### DIRECTION
Make an exact copy of all the data.

### INPUT MATERIAL
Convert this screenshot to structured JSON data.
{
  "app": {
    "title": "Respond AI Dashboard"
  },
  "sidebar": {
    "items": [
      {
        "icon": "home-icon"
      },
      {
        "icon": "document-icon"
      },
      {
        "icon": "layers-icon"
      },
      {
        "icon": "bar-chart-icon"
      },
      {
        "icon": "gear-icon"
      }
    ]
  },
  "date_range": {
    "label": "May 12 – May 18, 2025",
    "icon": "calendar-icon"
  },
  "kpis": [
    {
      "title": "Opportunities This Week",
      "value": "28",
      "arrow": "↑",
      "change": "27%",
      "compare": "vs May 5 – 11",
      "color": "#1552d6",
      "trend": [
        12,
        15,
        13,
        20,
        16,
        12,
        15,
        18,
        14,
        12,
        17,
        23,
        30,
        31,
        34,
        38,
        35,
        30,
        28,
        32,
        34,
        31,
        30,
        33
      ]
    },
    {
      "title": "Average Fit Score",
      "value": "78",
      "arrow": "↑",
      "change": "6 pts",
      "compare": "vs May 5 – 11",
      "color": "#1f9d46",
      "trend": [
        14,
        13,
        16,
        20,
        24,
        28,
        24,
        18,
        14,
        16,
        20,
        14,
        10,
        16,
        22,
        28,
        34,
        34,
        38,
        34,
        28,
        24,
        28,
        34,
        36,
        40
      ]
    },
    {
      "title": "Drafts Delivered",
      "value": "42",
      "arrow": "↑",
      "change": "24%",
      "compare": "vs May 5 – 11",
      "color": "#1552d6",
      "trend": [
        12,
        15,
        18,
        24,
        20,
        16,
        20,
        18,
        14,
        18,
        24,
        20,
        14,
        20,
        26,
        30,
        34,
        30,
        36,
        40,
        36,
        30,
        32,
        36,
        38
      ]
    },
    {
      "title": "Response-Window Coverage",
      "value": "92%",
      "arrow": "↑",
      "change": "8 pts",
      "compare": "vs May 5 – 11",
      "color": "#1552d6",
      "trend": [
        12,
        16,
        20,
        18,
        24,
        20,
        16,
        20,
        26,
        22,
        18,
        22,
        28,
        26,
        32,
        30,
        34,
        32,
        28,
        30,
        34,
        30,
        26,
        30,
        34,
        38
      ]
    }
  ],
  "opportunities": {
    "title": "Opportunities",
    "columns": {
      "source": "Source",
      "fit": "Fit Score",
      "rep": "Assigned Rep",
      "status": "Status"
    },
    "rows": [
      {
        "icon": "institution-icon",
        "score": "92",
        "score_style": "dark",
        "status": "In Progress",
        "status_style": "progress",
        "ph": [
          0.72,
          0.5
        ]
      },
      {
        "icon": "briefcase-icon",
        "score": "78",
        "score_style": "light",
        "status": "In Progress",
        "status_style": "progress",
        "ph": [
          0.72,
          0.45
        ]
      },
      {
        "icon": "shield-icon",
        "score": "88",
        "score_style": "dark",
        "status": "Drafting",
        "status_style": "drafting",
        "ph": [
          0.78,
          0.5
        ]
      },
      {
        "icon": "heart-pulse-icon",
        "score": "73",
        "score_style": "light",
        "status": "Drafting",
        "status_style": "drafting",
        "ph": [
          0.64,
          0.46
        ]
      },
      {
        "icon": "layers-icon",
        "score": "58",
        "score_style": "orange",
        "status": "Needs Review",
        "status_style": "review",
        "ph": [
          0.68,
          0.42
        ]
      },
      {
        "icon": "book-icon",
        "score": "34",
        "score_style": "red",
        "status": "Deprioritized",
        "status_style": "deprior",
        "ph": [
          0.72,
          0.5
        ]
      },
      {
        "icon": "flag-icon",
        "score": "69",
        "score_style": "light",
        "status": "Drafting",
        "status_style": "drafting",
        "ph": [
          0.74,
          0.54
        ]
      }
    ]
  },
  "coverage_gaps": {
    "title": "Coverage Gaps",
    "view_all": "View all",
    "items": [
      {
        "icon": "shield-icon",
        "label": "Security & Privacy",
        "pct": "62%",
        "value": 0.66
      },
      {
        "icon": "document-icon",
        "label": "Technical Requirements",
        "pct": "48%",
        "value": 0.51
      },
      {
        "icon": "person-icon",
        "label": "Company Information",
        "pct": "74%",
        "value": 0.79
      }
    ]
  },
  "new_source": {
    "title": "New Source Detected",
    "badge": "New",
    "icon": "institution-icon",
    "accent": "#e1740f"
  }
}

### RESULT FOR THIS TASK
Convert this screenshot to structured JSON data.
{
  "app": {
    "title": "Respond AI Dashboard"
  },
  "sidebar": {
    "items": [
      {
        "icon": "home-icon"
      },
      {
        "icon": "document-icon"
      },
      {
        "icon": "layers-icon"
      },
      {
        "icon": "bar-chart-icon"
      },
      {
        "icon": "gear-icon"
      }
    ]
  },
  "date_range": {
    "label": "May 12 – May 18, 2025",
    "icon": "calendar-icon"
  },
  "kpis": [
    {
      "title": "Opportunities This Week",
      "value": "28",
      "arrow": "↑",
      "change": "27%",
      "compare": "vs May 5 – 11",
      "color": "#1552d6",
      "trend": [
        12,
        15,
        13,
        20,
        16,
        12,
        15,
        18,
        14,
        12,
        17,
        23,
        30,
        31,
        34,
        38,
        35,
        30,
        28,
        32,
        34,
        31,
        30,
        33
      ]
    },
    {
      "title": "Average Fit Score",
      "value": "78",
      "arrow": "↑",
      "change": "6 pts",
      "compare": "vs May 5 – 11",
      "color": "#1f9d46",
      "trend": [
        14,
        13,
        16,
        20,
        24,
        28,
        24,
        18,
        14,
        16,
        20,
        14,
        10,
        16,
        22,
        28,
        34,
        34,
        38,
        34,
        28,
        24,
        28,
        34,
        36,
        40
      ]
    },
    {
      "title": "Drafts Delivered",
      "value": "42",
      "arrow": "↑",
      "change": "24%",
      "compare": "vs May 5 – 11",
      "color": "#1552d6",
      "trend": [
        12,
        15,
        18,
        24,
        20,
        16,
        20,
        18,
        14,
        18,
        24,
        20,
        14,
        20,
        26,
        30,
        34,
        30,
        36,
        40,
        36,
        30,
        32,
        36,
        38
      ]
    },
    {
      "title": "Response-Window Coverage",
      "value": "92%",
      "arrow": "↑",
      "change": "8 pts",
      "compare": "vs May 5 – 11",
      "color": "#1552d6",
      "trend": [
        12,
        16,
        20,
        18,
        24,
        20,
        16,
        20,
        26,
        22,
        18,
        22,
        28,
        26,
        32,
        30,
        34,
        32,
        28,
        30,
        34,
        30,
        26,
        30,
        34,
        38
      ]
    }
  ],
  "opportunities": {
    "title": "Opportunities",
    "columns": {
      "source": "Source",
      "fit": "Fit Score",
      "rep": "Assigned Rep",
      "status": "Status"
    },
    "rows": [
      {
        "icon": "institution-icon",
        "score": "92",
        "score_style": "dark",
        "status": "In Progress",
        "status_style": "progress",
        "ph": [
          0.72,
          0.5
        ]
      },
      {
        "icon": "briefcase-icon",
        "score": "78",
        "score_style": "light",
        "status": "In Progress",
        "status_style": "progress",
        "ph": [
          0.72,
          0.45
        ]
      },
      {
        "icon": "shield-icon",
        "score": "88",
        "score_style": "dark",
        "status": "Drafting",
        "status_style": "drafting",
        "ph": [
          0.78,
          0.5
        ]
      },
      {
        "icon": "heart-pulse-icon",
        "score": "73",
        "score_style": "light",
        "status": "Drafting",
        "status_style": "drafting",
        "ph": [
          0.64,
          0.46
        ]
      },
      {
        "icon": "layers-icon",
        "score": "58",
        "score_style": "orange",
        "status": "Needs Review",
        "status_style": "review",
        "ph": [
          0.68,
          0.42
        ]
      },
      {
        "icon": "book-icon",
        "score": "34",
        "score_style": "red",
        "status": "Deprioritized",
        "status_style": "deprior",
        "ph": [
          0.72,
          0.5
        ]
      },
      {
        "icon": "flag-icon",
        "score": "69",
        "score_style": "light",
        "status": "Drafting",
        "status_style": "drafting",
        "ph": [
          0.74,
          0.54
        ]
      }
    ]
  },
  "coverage_gaps": {
    "title": "Coverage Gaps",
    "view_all": "View all",
    "items": [
      {
        "icon": "shield-icon",
        "label": "Security & Privacy",
        "pct": "62%",
        "value": 0.66
      },
      {
        "icon": "document-icon",
        "label": "Technical Requirements",
        "pct": "48%",
        "value": 0.51
      },
      {
        "icon": "person-icon",
        "label": "Company Information",
        "pct": "74%",
        "value": 0.79
      }
    ]
  },
  "new_source": {
    "title": "New Source Detected",
    "badge": "New",
    "icon": "institution-icon",
    "accent": "#e1740f"
  }
}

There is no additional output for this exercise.